>> BEGIN SOURCE EXTRACT
Beiman's Progress
"You've got to realize, when you're brought
up doing what you call the traditional Disney style, Scarfe's designs can
look a little intimidating at first, but Gerald had worked in animation
before, so he would meet us halfway. If I said, `Gerald, she won't turn.
I need a back view,' he did it for me. And, I would combine the two designs,
I would interpolate the two, making a happy medium. I did every scene on
The Fates. They were completely surreal characters, more `graphic' than
`character' animation. I figured that they were spirits, so they didn't
need bodies. They were just heads and hands (and one portable eyeball)
and the drapery suggested `bodies' underneath. I designed The Fates, and
The Old Theban, the Fat and Thin Women, and many other characters based
on drawings by Gerald Scarfe.
>> END SOURCE EXTRACT
REQUESTS:
• A. Decide whether each statement agrees with the Beiman's Progress extract: (i) The Fates were drawn with full bodies; (ii) Gerald Scarfe had worked in animation before; (iii) the speaker animated only some of the scenes featuring The Fates. For each, answer yes or no and quote the deciding words of the extract.
• B. Extend the Beiman's Progress extract, beginning directly after its final sentence.
>> BEGIN DATA EXTRACT
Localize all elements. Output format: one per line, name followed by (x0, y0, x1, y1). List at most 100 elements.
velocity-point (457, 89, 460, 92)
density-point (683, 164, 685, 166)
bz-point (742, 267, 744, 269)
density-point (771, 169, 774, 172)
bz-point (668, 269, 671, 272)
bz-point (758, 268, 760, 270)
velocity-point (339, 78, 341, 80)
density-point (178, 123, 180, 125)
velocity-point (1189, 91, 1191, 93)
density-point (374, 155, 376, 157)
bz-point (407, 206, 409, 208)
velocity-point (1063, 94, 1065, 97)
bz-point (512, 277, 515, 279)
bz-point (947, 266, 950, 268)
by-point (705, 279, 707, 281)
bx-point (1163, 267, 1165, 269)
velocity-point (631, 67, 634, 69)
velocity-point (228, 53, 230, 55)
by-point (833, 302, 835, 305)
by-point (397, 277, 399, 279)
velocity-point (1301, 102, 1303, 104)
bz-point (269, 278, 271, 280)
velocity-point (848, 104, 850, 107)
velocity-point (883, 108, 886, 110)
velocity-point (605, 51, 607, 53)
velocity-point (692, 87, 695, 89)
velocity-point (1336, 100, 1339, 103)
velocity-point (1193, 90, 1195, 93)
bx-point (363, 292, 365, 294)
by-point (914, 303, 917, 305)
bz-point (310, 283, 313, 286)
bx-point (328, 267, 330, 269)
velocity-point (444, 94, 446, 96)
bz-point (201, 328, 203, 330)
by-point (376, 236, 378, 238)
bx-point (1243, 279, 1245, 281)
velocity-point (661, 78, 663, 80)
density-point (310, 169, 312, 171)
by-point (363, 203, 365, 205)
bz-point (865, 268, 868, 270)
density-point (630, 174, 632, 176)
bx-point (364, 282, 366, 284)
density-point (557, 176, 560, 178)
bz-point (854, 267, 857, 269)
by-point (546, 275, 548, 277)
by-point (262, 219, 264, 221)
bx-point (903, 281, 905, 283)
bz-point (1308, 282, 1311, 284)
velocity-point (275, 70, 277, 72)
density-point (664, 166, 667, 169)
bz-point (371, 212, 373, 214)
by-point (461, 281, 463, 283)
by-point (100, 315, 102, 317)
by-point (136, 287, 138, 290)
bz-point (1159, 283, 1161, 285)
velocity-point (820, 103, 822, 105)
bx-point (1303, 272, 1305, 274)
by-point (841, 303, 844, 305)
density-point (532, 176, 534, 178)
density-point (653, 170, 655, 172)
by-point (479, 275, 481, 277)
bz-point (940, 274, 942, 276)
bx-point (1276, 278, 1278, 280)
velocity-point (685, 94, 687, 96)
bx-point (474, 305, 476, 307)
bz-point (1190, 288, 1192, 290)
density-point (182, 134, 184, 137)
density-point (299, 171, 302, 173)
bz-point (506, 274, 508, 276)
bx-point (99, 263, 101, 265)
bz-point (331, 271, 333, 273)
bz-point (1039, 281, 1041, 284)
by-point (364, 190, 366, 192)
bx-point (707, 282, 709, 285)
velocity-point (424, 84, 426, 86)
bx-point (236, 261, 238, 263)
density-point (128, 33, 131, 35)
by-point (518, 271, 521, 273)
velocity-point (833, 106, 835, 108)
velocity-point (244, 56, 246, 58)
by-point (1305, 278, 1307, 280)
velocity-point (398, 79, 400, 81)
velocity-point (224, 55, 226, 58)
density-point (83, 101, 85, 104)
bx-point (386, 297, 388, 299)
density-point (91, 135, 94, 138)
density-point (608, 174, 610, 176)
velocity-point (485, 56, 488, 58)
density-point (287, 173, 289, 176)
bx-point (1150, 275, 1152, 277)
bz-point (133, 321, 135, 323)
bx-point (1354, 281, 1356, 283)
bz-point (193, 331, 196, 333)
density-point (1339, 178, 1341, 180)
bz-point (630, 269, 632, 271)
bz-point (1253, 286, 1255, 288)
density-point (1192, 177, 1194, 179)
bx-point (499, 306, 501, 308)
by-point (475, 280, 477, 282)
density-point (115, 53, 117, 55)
>> END DATA EXTRACT
EXERCISE ANSWERS:
• A.
(i) No: "I figured that they were spirits, so they didn't need bodies."
(ii) Yes: "Gerald had worked in animation before"
(iii) No: "I did every scene on The Fates."

• B.
"[Scarfe] is a gentleman and a professional. For example, as he was
going to go back to England, [at the last minute] I said, `Hey, Gerald,
I forgot something! I need a bug!' I was doing this scene with these Thebans
standing around the well, and a cricket has to hop in, and I didn't have
a model for the cricket. He said, `Big eyes or small eyes?' I said, `I
think big eyes.' He did this funny little jelly bean of a cricket, with
giant eyes, that goes, `Cheep!' and frightens all the Thebans. I also did
the Painter in Herc's villa, who is, by the way, a caricature of Gerald
Scarfe! Gerald had sent his drawing for the character and [Ron and John]
said, `You know, this looks a lot like him.' I said, `Do you think he'll
get mad at me?' And, I don't know if he knows it now, that he's in there."
Nancy Beiman continues today at Walt Disney Feature Animation in Burbank,
but she wanted you all to know she's not the only girl anymore. "There
were many women animating on Hercules. Ellen Woodbury was the other Lead
Animator. She did Pegasus. Caroline Cruikshank, Teresa Wiseman, and Terri
Martin were all in the Phil[octetes] Unit. Catherine `Catpou' Poulain worked
on Meg[ara] in Paris. Gilda Kouros in the Hercules unit was our only Greek
animator [as well]. [There were three] female animators in the Effects
Department, and a number of Department Heads and Key assistants were also
women."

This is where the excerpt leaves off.